= Text extract =
= = = = = = =

Second, beyond figuring out who my real friends were, my experience at Notre Dame — in particular the 2007 season — allowed me to reexamine why I had gone to Notre Dame in the first place. Football had been a major reason why I went to Notre Dame. I’m not unique in this regard; any student who says Notre Dame football didn’t weigh heavily in their college decision is a liar. When you take football away, you’re left with a really snowy (like in a bad way, not a romantic way) Catholic school with a big gold dome in the middle of Nowhere, Indiana. I’m sure that many people will berate me for saying that, but there is a reason Notre Dame is Notre Dame and not one of the countless other interchangeable Catholic schools in this country. Spoiler alert: it’s because of football.
But in hindsight, the reexamination of my friends, of my university and of myself turned out to be just as formative for me as it was painful. I believe that I, along with the rest of the class of 2011, am now a fiercer advocate for my University and its football program than I ever would have been otherwise. I cheer even harder for Notre Dame, and not simply because I went there or because a sizable percentage of my clothes are blue and gold and that’s an enormous sunk cost, but because I’ve seen the bottom. I have stared into the football abyss and have felt the abyss staring back. I’ve felt the Weissian depths that have become the stuff of nightmares. And like a phoenix, I have risen with the football program from the ashes. I don’t hear Mark May as much as I used to. I smile more on Saturdays during the fall. I sleep better. I think, dare I say it, that I’m happy.
As for my former friends, I have severed all contact entirely — though I continue to wish them the very best in their lives. And by “best,” I mean a lifetime of immeasurable misery to the fullest extent of physical and emotional human suffering.
In conclusion, as the old saying goes, you can’t appreciate summer without winter. I think that holds especially true for the class of 2011. I hope my fellow classmates and I can rejoice in the collective triumph that we have all experienced over the last eight years. But at the same time, I hope we never get too complacent and lose the edge that makes our class so unique. I hope we never forget that summer, like all seasons, is temporary. Most importantly, I hope we never forget to remind future classes of an important truth: Winter is coming.

= = = = = = =

= Data segment =

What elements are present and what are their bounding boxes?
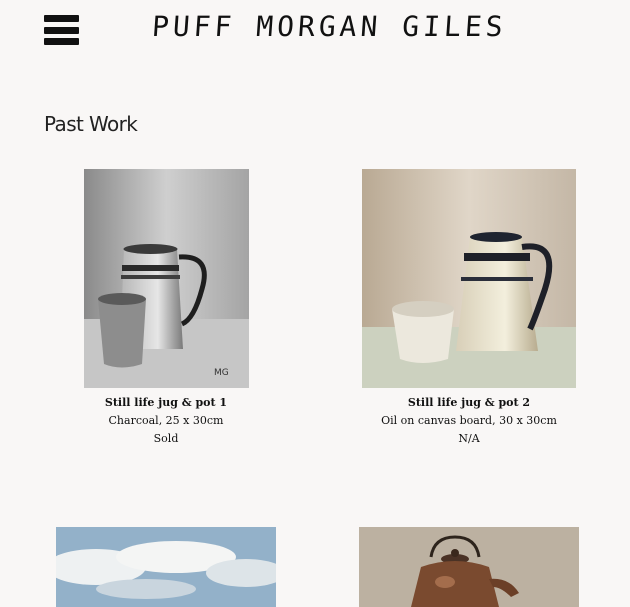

= = = = = = =

= Exercise tasks =
- A) Transcribe a passage from the Notre Dame football column word for word. Begin at the words "In conclusion, as" and stop after "Winter is coming.".
- B) In the Notre Dame football column, which season does the writer say prompted a reexamination of why they chose Notre Dame?

= Set of answers =
- A)
In conclusion, as the old saying goes, you can’t appreciate summer without winter. I think that holds especially true for the class of 2011. I hope my fellow classmates and I can rejoice in the collective triumph that we have all experienced over the last eight years. But at the same time, I hope we never get too complacent and lose the edge that makes our class so unique. I hope we never forget that summer, like all seasons, is temporary. Most importantly, I hope we never forget to remind future classes of an important truth: Winter is coming.

- B) The 2007 season.